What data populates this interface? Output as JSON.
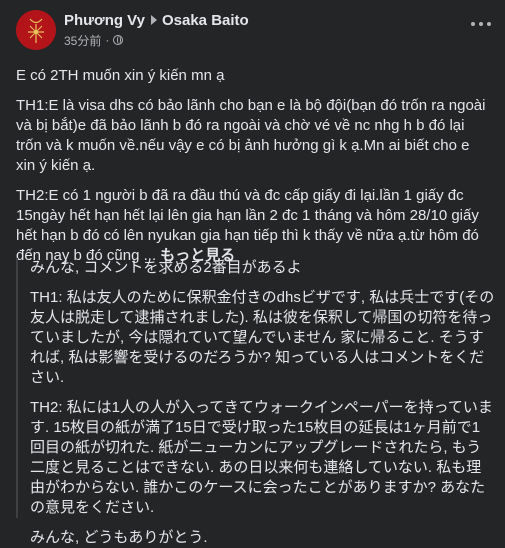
{
  "author": "Phương Vy",
  "group": "Osaka Baito",
  "timestamp": "35分前",
  "privacy_icon": "globe-icon",
  "more_icon": "more-options-icon",
  "post": {
    "line1": "E có 2TH muốn xin ý kiến mn ạ",
    "th1": "TH1:E là visa dhs có bảo lãnh cho bạn e là bộ đội(bạn đó trốn ra ngoài và bị bắt)e đã bảo lãnh b đó ra ngoài và chờ vé về nc nhg h b đó lại trốn và k muốn về.nếu vậy e có bị ảnh hưởng gì k ạ.Mn ai biết cho e xin ý kiến ạ.",
    "th2": "TH2:E có 1 người b đã ra đầu thú và đc cấp giấy đi lại.lần 1 giấy đc 15ngày hết hạn hết lại lên gia hạn lần 2 đc 1 tháng và hôm 28/10 giấy hết hạn b đó có lên nyukan gia hạn tiếp thì k thấy về nữa ạ.từ hôm đó đến nay b đó cũng ...",
    "see_more": "もっと見る"
  },
  "translation": {
    "line1": "みんな, コメントを求める2番目があるよ",
    "th1": "TH1: 私は友人のために保釈金付きのdhsビザです, 私は兵士です(その友人は脱走して逮捕されました). 私は彼を保釈して帰国の切符を待っていましたが, 今は隠れていて望んでいません 家に帰ること. そうすれば, 私は影響を受けるのだろうか? 知っている人はコメントをください.",
    "th2": "TH2: 私には1人の人が入ってきてウォークインペーパーを持っています. 15枚目の紙が満了15日で受け取った15枚目の延長は1ヶ月前で1回目の紙が切れた. 紙がニューカンにアップグレードされたら, もう二度と見ることはできない. あの日以来何も連絡していない. 私も理由がわからない. 誰かこのケースに会ったことがありますか? あなたの意見をください.",
    "thanks": "みんな, どうもありがとう."
  }
}
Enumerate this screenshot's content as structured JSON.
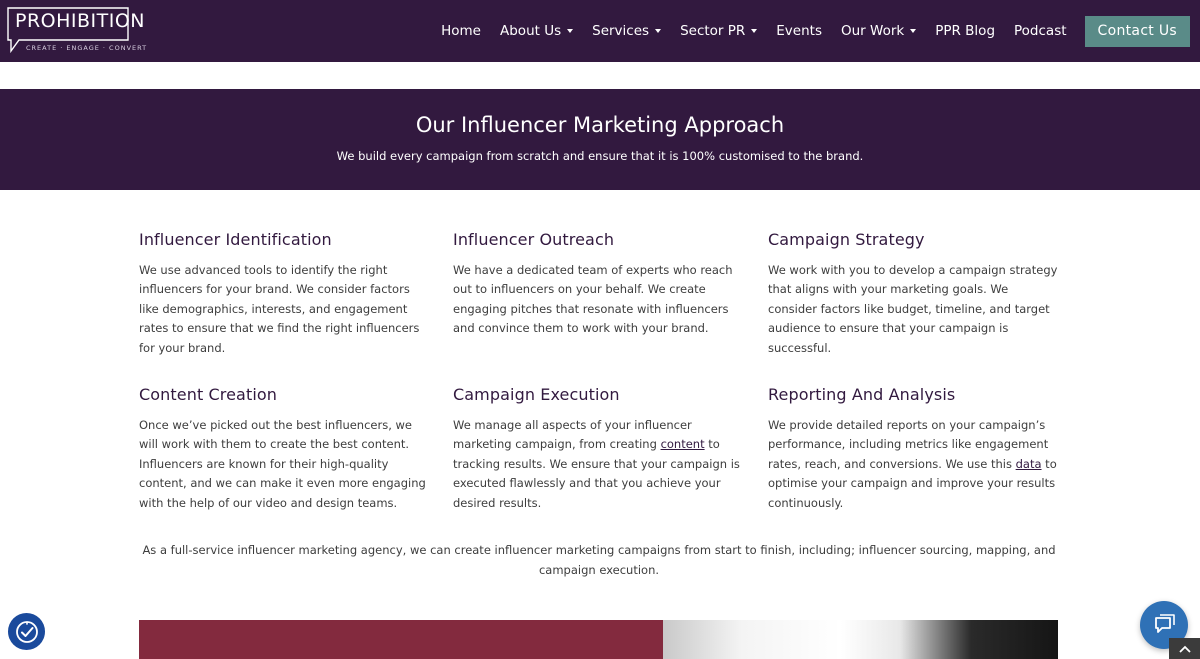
{
  "header": {
    "logo_text": "PROHIBITION",
    "logo_tagline": "CREATE  ·  ENGAGE  ·  CONVERT",
    "nav": [
      {
        "label": "Home",
        "dropdown": false
      },
      {
        "label": "About Us",
        "dropdown": true
      },
      {
        "label": "Services",
        "dropdown": true
      },
      {
        "label": "Sector PR",
        "dropdown": true
      },
      {
        "label": "Events",
        "dropdown": false
      },
      {
        "label": "Our Work",
        "dropdown": true
      },
      {
        "label": "PPR Blog",
        "dropdown": false
      },
      {
        "label": "Podcast",
        "dropdown": false
      }
    ],
    "contact_label": "Contact Us"
  },
  "hero": {
    "title": "Our Influencer Marketing Approach",
    "subtitle": "We build every campaign from scratch and ensure that it is 100% customised to the brand."
  },
  "features": [
    {
      "title": "Influencer Identification",
      "text": "We use advanced tools to identify the right influencers for your brand. We consider factors like demographics, interests, and engagement rates to ensure that we find the right influencers for your brand."
    },
    {
      "title": "Influencer Outreach",
      "text": "We have a dedicated team of experts who reach out to influencers on your behalf. We create engaging pitches that resonate with influencers and convince them to work with your brand."
    },
    {
      "title": "Campaign Strategy",
      "text": "We work with you to develop a campaign strategy that aligns with your marketing goals. We consider factors like budget, timeline, and target audience to ensure that your campaign is successful."
    },
    {
      "title": "Content Creation",
      "text": "Once we’ve picked out the best influencers, we will work with them to create the best content. Influencers are known for their high-quality content, and we can make it even more engaging with the help of our video and design teams."
    },
    {
      "title": "Campaign Execution",
      "text_before": "We manage all aspects of your influencer marketing campaign, from creating ",
      "link": "content",
      "text_after": " to tracking results. We ensure that your campaign is executed flawlessly and that you achieve your desired results."
    },
    {
      "title": "Reporting And Analysis",
      "text_before": "We provide detailed reports on your campaign’s performance, including metrics like engagement rates, reach, and conversions. We use this ",
      "link": "data",
      "text_after": " to optimise your campaign and improve your results continuously."
    }
  ],
  "summary": "As a full-service influencer marketing agency, we can create influencer marketing campaigns from start to finish, including; influencer sourcing, mapping, and campaign execution.",
  "widgets": {
    "accessibility_icon": "accessibility-icon",
    "chat_icon": "chat-bubble-icon",
    "scroll_icon": "chevron-up-icon"
  },
  "colors": {
    "brand_purple": "#32193f",
    "contact_teal": "#5a8b88",
    "image_red": "#832a3e",
    "chat_blue": "#2f71b6"
  }
}
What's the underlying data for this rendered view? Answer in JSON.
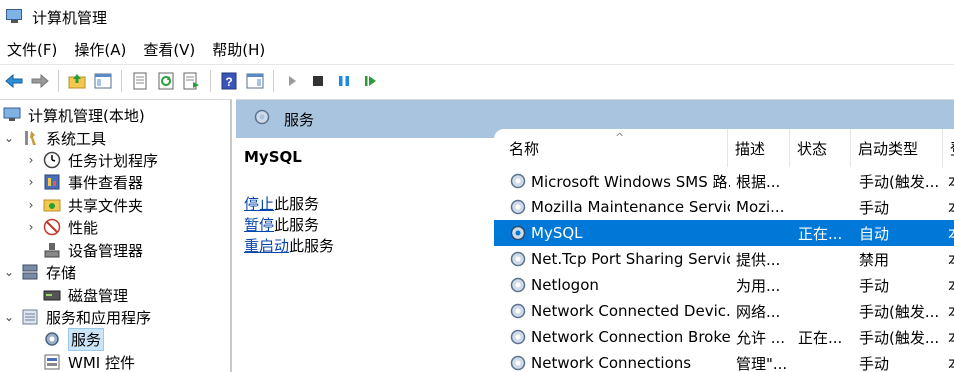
{
  "window": {
    "title": "计算机管理"
  },
  "menu": [
    "文件(F)",
    "操作(A)",
    "查看(V)",
    "帮助(H)"
  ],
  "toolbar": {
    "icons": [
      "back-arrow-icon",
      "forward-arrow-icon",
      "up-folder-icon",
      "show-hide-tree-icon",
      "properties-icon",
      "refresh-icon",
      "export-list-icon",
      "help-icon",
      "show-hide-action-pane-icon",
      "start-service-icon",
      "stop-service-icon",
      "pause-service-icon",
      "restart-service-icon"
    ]
  },
  "tree": {
    "items": [
      {
        "label": "计算机管理(本地)"
      },
      {
        "label": "系统工具"
      },
      {
        "label": "任务计划程序"
      },
      {
        "label": "事件查看器"
      },
      {
        "label": "共享文件夹"
      },
      {
        "label": "性能"
      },
      {
        "label": "设备管理器"
      },
      {
        "label": "存储"
      },
      {
        "label": "磁盘管理"
      },
      {
        "label": "服务和应用程序"
      },
      {
        "label": "服务"
      },
      {
        "label": "WMI 控件"
      }
    ]
  },
  "main": {
    "header_title": "服务",
    "selected_service": "MySQL",
    "actions": [
      {
        "link": "停止",
        "rest": "此服务"
      },
      {
        "link": "暂停",
        "rest": "此服务"
      },
      {
        "link": "重启动",
        "rest": "此服务"
      }
    ],
    "columns": [
      "名称",
      "描述",
      "状态",
      "启动类型",
      "登"
    ],
    "rows": [
      {
        "name": "Microsoft Windows SMS 路...",
        "desc": "根据...",
        "status": "",
        "start": "手动(触发...",
        "logon": "本"
      },
      {
        "name": "Mozilla Maintenance Service",
        "desc": "Mozi...",
        "status": "",
        "start": "手动",
        "logon": "本"
      },
      {
        "name": "MySQL",
        "desc": "",
        "status": "正在...",
        "start": "自动",
        "logon": "本"
      },
      {
        "name": "Net.Tcp Port Sharing Service",
        "desc": "提供...",
        "status": "",
        "start": "禁用",
        "logon": "本"
      },
      {
        "name": "Netlogon",
        "desc": "为用...",
        "status": "",
        "start": "手动",
        "logon": "本"
      },
      {
        "name": "Network Connected Devic...",
        "desc": "网络...",
        "status": "",
        "start": "手动(触发...",
        "logon": "本"
      },
      {
        "name": "Network Connection Broker",
        "desc": "允许 ...",
        "status": "正在...",
        "start": "手动(触发...",
        "logon": "本"
      },
      {
        "name": "Network Connections",
        "desc": "管理\"...",
        "status": "",
        "start": "手动",
        "logon": "本"
      }
    ]
  },
  "colors": {
    "selection": "#0078d7",
    "header_band": "#a8c4de",
    "link": "#0645ad"
  }
}
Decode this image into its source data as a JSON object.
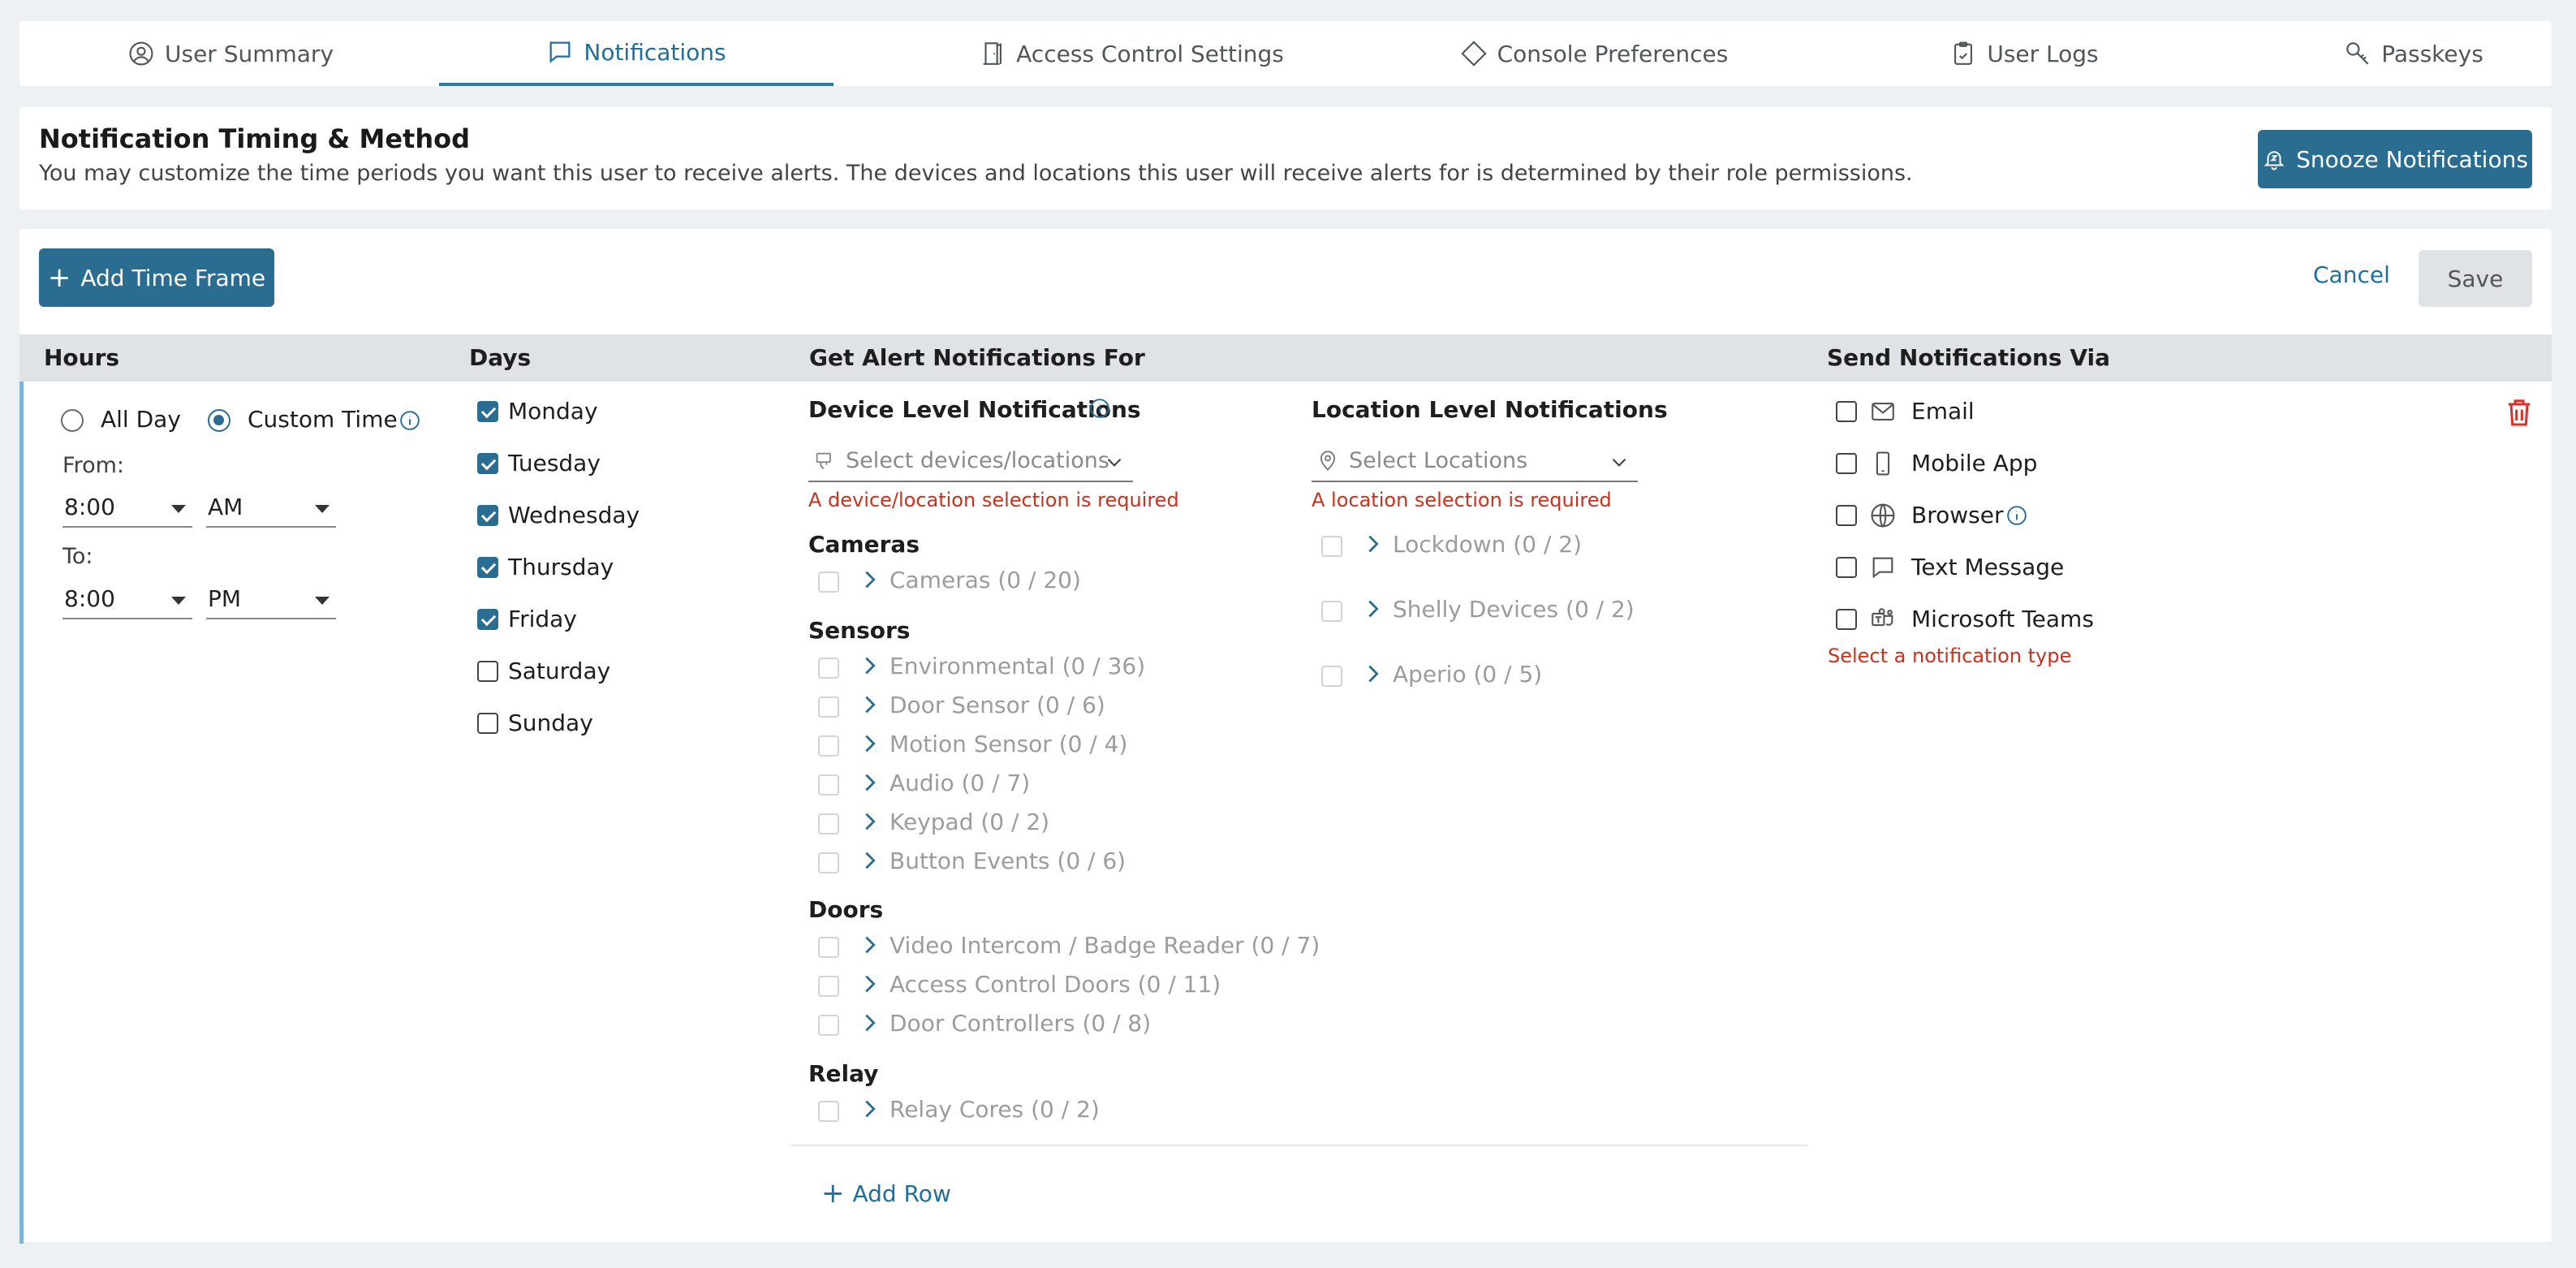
{
  "tabs": [
    {
      "label": "User Summary",
      "icon": "user-circle-icon"
    },
    {
      "label": "Notifications",
      "icon": "chat-bubble-icon",
      "active": true
    },
    {
      "label": "Access Control Settings",
      "icon": "door-icon"
    },
    {
      "label": "Console Preferences",
      "icon": "diamond-icon"
    },
    {
      "label": "User Logs",
      "icon": "clipboard-icon"
    },
    {
      "label": "Passkeys",
      "icon": "key-icon"
    }
  ],
  "header": {
    "title": "Notification Timing & Method",
    "description": "You may customize the time periods you want this user to receive alerts. The devices and locations this user will receive alerts for is determined by their role permissions.",
    "snooze_label": "Snooze Notifications"
  },
  "toolbar": {
    "add_time_frame": "Add Time Frame",
    "cancel": "Cancel",
    "save": "Save"
  },
  "columns": {
    "hours": "Hours",
    "days": "Days",
    "alerts": "Get Alert Notifications For",
    "send": "Send Notifications Via"
  },
  "hours": {
    "all_day": "All Day",
    "custom_time": "Custom Time",
    "selected": "Custom Time",
    "from_label": "From:",
    "from_time": "8:00",
    "from_ampm": "AM",
    "to_label": "To:",
    "to_time": "8:00",
    "to_ampm": "PM"
  },
  "days": [
    {
      "label": "Monday",
      "checked": true
    },
    {
      "label": "Tuesday",
      "checked": true
    },
    {
      "label": "Wednesday",
      "checked": true
    },
    {
      "label": "Thursday",
      "checked": true
    },
    {
      "label": "Friday",
      "checked": true
    },
    {
      "label": "Saturday",
      "checked": false
    },
    {
      "label": "Sunday",
      "checked": false
    }
  ],
  "device_level": {
    "title": "Device Level Notifications",
    "placeholder": "Select devices/locations",
    "error": "A device/location selection is required",
    "groups": [
      {
        "title": "Cameras",
        "items": [
          "Cameras (0 / 20)"
        ]
      },
      {
        "title": "Sensors",
        "items": [
          "Environmental (0 / 36)",
          "Door Sensor (0 / 6)",
          "Motion Sensor (0 / 4)",
          "Audio (0 / 7)",
          "Keypad (0 / 2)",
          "Button Events (0 / 6)"
        ]
      },
      {
        "title": "Doors",
        "items": [
          "Video Intercom / Badge Reader (0 / 7)",
          "Access Control Doors (0 / 11)",
          "Door Controllers (0 / 8)"
        ]
      },
      {
        "title": "Relay",
        "items": [
          "Relay Cores (0 / 2)"
        ]
      }
    ]
  },
  "location_level": {
    "title": "Location Level Notifications",
    "placeholder": "Select Locations",
    "error": "A location selection is required",
    "items": [
      "Lockdown (0 / 2)",
      "Shelly Devices (0 / 2)",
      "Aperio (0 / 5)"
    ]
  },
  "add_row": "Add Row",
  "send_via": {
    "items": [
      {
        "label": "Email",
        "icon": "envelope-icon"
      },
      {
        "label": "Mobile App",
        "icon": "mobile-phone-icon"
      },
      {
        "label": "Browser",
        "icon": "globe-icon"
      },
      {
        "label": "Text Message",
        "icon": "message-bubble-icon"
      },
      {
        "label": "Microsoft Teams",
        "icon": "teams-icon"
      }
    ],
    "error": "Select a notification type"
  },
  "colors": {
    "accent": "#2a6d90",
    "error": "#c8321e",
    "delete": "#d6312b"
  }
}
---*---
§ TASK OBJECTIVE
Show all lines above holding "JSON".

§ EXPECTED OUTPUT
What data populates this interface? Output as JSON.
Enumerate this screenshot's content as structured JSON.
What's the underlying data for this rendered view? Answer in JSON.
Decode this image into its source data as a JSON object.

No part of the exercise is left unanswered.